-- Begin Exercise materials --

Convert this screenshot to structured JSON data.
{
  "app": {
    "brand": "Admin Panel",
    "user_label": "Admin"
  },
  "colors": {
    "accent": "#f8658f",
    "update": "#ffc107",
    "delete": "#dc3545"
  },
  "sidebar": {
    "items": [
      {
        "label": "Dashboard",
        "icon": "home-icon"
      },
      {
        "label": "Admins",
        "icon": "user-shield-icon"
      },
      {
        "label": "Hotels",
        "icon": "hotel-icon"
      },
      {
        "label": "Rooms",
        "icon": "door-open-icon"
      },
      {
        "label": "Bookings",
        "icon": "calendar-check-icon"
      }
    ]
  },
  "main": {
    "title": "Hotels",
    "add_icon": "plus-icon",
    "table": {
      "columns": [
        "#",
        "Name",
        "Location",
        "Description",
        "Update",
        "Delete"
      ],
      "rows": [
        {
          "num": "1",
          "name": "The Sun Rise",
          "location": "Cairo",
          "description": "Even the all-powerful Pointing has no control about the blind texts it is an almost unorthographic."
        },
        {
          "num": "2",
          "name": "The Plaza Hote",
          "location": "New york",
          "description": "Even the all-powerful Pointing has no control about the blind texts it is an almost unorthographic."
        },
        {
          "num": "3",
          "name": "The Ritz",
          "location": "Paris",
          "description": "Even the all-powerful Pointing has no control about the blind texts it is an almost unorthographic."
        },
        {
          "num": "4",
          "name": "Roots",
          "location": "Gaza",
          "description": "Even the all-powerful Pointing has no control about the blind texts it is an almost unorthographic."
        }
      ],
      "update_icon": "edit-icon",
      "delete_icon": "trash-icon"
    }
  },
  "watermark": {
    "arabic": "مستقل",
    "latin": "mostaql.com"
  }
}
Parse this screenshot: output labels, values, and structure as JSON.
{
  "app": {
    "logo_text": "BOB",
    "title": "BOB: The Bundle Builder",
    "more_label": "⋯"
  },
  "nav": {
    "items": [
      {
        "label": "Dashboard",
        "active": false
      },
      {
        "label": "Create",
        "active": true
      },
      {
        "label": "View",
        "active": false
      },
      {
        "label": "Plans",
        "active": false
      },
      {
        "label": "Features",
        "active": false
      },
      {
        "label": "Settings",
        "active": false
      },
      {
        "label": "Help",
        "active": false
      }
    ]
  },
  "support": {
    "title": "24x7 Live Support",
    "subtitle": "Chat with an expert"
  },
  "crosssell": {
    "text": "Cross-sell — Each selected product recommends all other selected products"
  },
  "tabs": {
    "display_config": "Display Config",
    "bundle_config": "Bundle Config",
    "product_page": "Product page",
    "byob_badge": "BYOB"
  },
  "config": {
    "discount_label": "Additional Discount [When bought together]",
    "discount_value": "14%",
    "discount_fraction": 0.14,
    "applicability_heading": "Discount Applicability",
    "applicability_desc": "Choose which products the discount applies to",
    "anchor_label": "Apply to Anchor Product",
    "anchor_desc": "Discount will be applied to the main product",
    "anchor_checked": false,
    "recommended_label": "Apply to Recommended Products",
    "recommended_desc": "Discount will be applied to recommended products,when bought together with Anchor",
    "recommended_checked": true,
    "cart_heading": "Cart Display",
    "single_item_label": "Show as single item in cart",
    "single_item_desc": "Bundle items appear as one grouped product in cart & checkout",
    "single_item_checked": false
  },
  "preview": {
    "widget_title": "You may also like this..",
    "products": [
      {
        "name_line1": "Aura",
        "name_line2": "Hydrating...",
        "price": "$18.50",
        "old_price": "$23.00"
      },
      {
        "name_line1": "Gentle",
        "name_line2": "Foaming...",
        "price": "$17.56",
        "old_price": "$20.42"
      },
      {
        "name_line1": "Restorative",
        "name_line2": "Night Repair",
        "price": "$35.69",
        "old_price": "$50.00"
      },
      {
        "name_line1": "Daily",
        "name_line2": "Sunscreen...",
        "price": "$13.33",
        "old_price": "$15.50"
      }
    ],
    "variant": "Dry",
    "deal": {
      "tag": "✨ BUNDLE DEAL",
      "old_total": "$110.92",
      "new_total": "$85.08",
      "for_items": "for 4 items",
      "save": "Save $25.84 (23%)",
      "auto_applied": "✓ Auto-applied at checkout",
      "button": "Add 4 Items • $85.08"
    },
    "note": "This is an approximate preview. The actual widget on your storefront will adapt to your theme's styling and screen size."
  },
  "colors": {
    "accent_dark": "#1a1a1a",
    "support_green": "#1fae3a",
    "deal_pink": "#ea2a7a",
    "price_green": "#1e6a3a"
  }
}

-- End Exercise materials --

→ **Work required**: Copy the material above back out, exactly as written.

→ **Result below**:
Convert this screenshot to structured JSON data.
{
  "app": {
    "brand": "Admin Panel",
    "user_label": "Admin"
  },
  "colors": {
    "accent": "#f8658f",
    "update": "#ffc107",
    "delete": "#dc3545"
  },
  "sidebar": {
    "items": [
      {
        "label": "Dashboard",
        "icon": "home-icon"
      },
      {
        "label": "Admins",
        "icon": "user-shield-icon"
      },
      {
        "label": "Hotels",
        "icon": "hotel-icon"
      },
      {
        "label": "Rooms",
        "icon": "door-open-icon"
      },
      {
        "label": "Bookings",
        "icon": "calendar-check-icon"
      }
    ]
  },
  "main": {
    "title": "Hotels",
    "add_icon": "plus-icon",
    "table": {
      "columns": [
        "#",
        "Name",
        "Location",
        "Description",
        "Update",
        "Delete"
      ],
      "rows": [
        {
          "num": "1",
          "name": "The Sun Rise",
          "location": "Cairo",
          "description": "Even the all-powerful Pointing has no control about the blind texts it is an almost unorthographic."
        },
        {
          "num": "2",
          "name": "The Plaza Hote",
          "location": "New york",
          "description": "Even the all-powerful Pointing has no control about the blind texts it is an almost unorthographic."
        },
        {
          "num": "3",
          "name": "The Ritz",
          "location": "Paris",
          "description": "Even the all-powerful Pointing has no control about the blind texts it is an almost unorthographic."
        },
        {
          "num": "4",
          "name": "Roots",
          "location": "Gaza",
          "description": "Even the all-powerful Pointing has no control about the blind texts it is an almost unorthographic."
        }
      ],
      "update_icon": "edit-icon",
      "delete_icon": "trash-icon"
    }
  },
  "watermark": {
    "arabic": "مستقل",
    "latin": "mostaql.com"
  }
}
Parse this screenshot: output labels, values, and structure as JSON.
{
  "app": {
    "logo_text": "BOB",
    "title": "BOB: The Bundle Builder",
    "more_label": "⋯"
  },
  "nav": {
    "items": [
      {
        "label": "Dashboard",
        "active": false
      },
      {
        "label": "Create",
        "active": true
      },
      {
        "label": "View",
        "active": false
      },
      {
        "label": "Plans",
        "active": false
      },
      {
        "label": "Features",
        "active": false
      },
      {
        "label": "Settings",
        "active": false
      },
      {
        "label": "Help",
        "active": false
      }
    ]
  },
  "support": {
    "title": "24x7 Live Support",
    "subtitle": "Chat with an expert"
  },
  "crosssell": {
    "text": "Cross-sell — Each selected product recommends all other selected products"
  },
  "tabs": {
    "display_config": "Display Config",
    "bundle_config": "Bundle Config",
    "product_page": "Product page",
    "byob_badge": "BYOB"
  },
  "config": {
    "discount_label": "Additional Discount [When bought together]",
    "discount_value": "14%",
    "discount_fraction": 0.14,
    "applicability_heading": "Discount Applicability",
    "applicability_desc": "Choose which products the discount applies to",
    "anchor_label": "Apply to Anchor Product",
    "anchor_desc": "Discount will be applied to the main product",
    "anchor_checked": false,
    "recommended_label": "Apply to Recommended Products",
    "recommended_desc": "Discount will be applied to recommended products,when bought together with Anchor",
    "recommended_checked": true,
    "cart_heading": "Cart Display",
    "single_item_label": "Show as single item in cart",
    "single_item_desc": "Bundle items appear as one grouped product in cart & checkout",
    "single_item_checked": false
  },
  "preview": {
    "widget_title": "You may also like this..",
    "products": [
      {
        "name_line1": "Aura",
        "name_line2": "Hydrating...",
        "price": "$18.50",
        "old_price": "$23.00"
      },
      {
        "name_line1": "Gentle",
        "name_line2": "Foaming...",
        "price": "$17.56",
        "old_price": "$20.42"
      },
      {
        "name_line1": "Restorative",
        "name_line2": "Night Repair",
        "price": "$35.69",
        "old_price": "$50.00"
      },
      {
        "name_line1": "Daily",
        "name_line2": "Sunscreen...",
        "price": "$13.33",
        "old_price": "$15.50"
      }
    ],
    "variant": "Dry",
    "deal": {
      "tag": "✨ BUNDLE DEAL",
      "old_total": "$110.92",
      "new_total": "$85.08",
      "for_items": "for 4 items",
      "save": "Save $25.84 (23%)",
      "auto_applied": "✓ Auto-applied at checkout",
      "button": "Add 4 Items • $85.08"
    },
    "note": "This is an approximate preview. The actual widget on your storefront will adapt to your theme's styling and screen size."
  },
  "colors": {
    "accent_dark": "#1a1a1a",
    "support_green": "#1fae3a",
    "deal_pink": "#ea2a7a",
    "price_green": "#1e6a3a"
  }
}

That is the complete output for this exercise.